### WHAT IS ASKED
Select the lines that contain "checked" and copy each of them.

------ RECORDS PROVIDED

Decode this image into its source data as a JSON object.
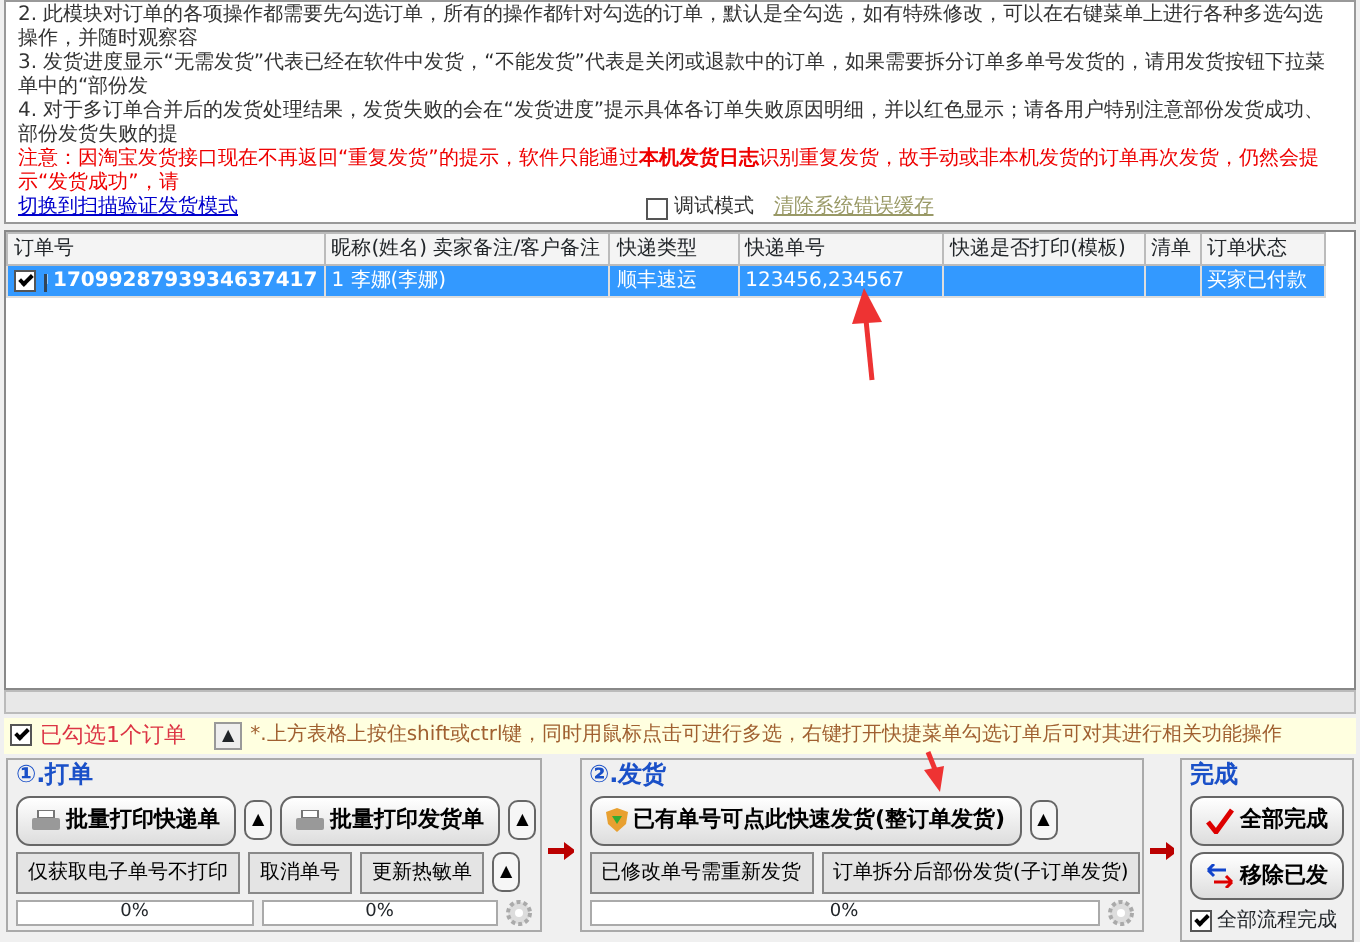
{
  "notice": {
    "lines": [
      "2. 此模块对订单的各项操作都需要先勾选订单，所有的操作都针对勾选的订单，默认是全勾选，如有特殊修改，可以在右键菜单上进行各种多选勾选操作，并随时观察容",
      "3. 发货进度显示“无需发货”代表已经在软件中发货，“不能发货”代表是关闭或退款中的订单，如果需要拆分订单多单号发货的，请用发货按钮下拉菜单中的“部份发",
      "4. 对于多订单合并后的发货处理结果，发货失败的会在“发货进度”提示具体各订单失败原因明细，并以红色显示；请各用户特别注意部份发货成功、部份发货失败的提"
    ],
    "warning": "注意：因淘宝发货接口现在不再返回“重复发货”的提示，软件只能通过**本机发货日志**识别重复发货，故手动或非本机发货的订单再次发货，仍然会提示“发货成功”，请",
    "mode_link": "切换到扫描验证发货模式",
    "debug_mode": {
      "label": "调试模式",
      "checked": false
    },
    "clear_cache_link": "清除系统错误缓存"
  },
  "table": {
    "columns": [
      "订单号",
      "昵称(姓名) 卖家备注/客户备注",
      "快递类型",
      "快递单号",
      "快递是否打印(模板)",
      "清单",
      "订单状态"
    ],
    "rows": [
      {
        "checked": true,
        "selected": true,
        "cells": [
          "1709928793934637417",
          "1 李娜(李娜)",
          "顺丰速运",
          "123456,234567",
          "",
          "",
          "买家已付款"
        ]
      }
    ]
  },
  "status_bar": {
    "selection": {
      "label": "已勾选1个订单",
      "checked": true
    },
    "toggle": "▲",
    "hint": "*.上方表格上按住shift或ctrl键，同时用鼠标点击可进行多选，右键打开快捷菜单勾选订单后可对其进行相关功能操作"
  },
  "groups": [
    {
      "title": "①.打单",
      "primary": [
        {
          "kind": "main",
          "label": "批量打印快递单"
        },
        {
          "kind": "caret",
          "label": "▲"
        },
        {
          "kind": "main",
          "label": "批量打印发货单"
        },
        {
          "kind": "caret",
          "label": "▲"
        }
      ],
      "secondary": [
        {
          "kind": "flat",
          "label": "仅获取电子单号不打印"
        },
        {
          "kind": "flat",
          "label": "取消单号"
        },
        {
          "kind": "flat",
          "label": "更新热敏单"
        },
        {
          "kind": "caret",
          "label": "▲"
        }
      ],
      "progress": [
        {
          "kind": "progress",
          "text": "0%",
          "level": 0
        },
        {
          "kind": "progress",
          "text": "0%",
          "level": 0
        },
        {
          "kind": "gear"
        }
      ]
    },
    {
      "title": "②.发货",
      "primary": [
        {
          "kind": "main",
          "label": "已有单号可点此快速发货(整订单发货)"
        },
        {
          "kind": "caret",
          "label": "▲"
        }
      ],
      "secondary": [
        {
          "kind": "flat",
          "label": "已修改单号需重新发货"
        },
        {
          "kind": "flat",
          "label": "订单拆分后部份发货(子订单发货)"
        }
      ],
      "progress": [
        {
          "kind": "progress",
          "text": "0%",
          "level": 0
        },
        {
          "kind": "gear"
        }
      ]
    },
    {
      "title": "完成",
      "primary": [
        {
          "kind": "main",
          "label": "全部完成"
        }
      ],
      "secondary": [
        {
          "kind": "main",
          "label": "移除已发"
        }
      ],
      "progress": [
        {
          "kind": "checkbox",
          "label": "全部流程完成",
          "checked": true
        }
      ]
    }
  ]
}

------------

### SOLUTION FOR THIS EXERCISE
      "checked": false
        "checked": true,
      "checked": true
          "checked": true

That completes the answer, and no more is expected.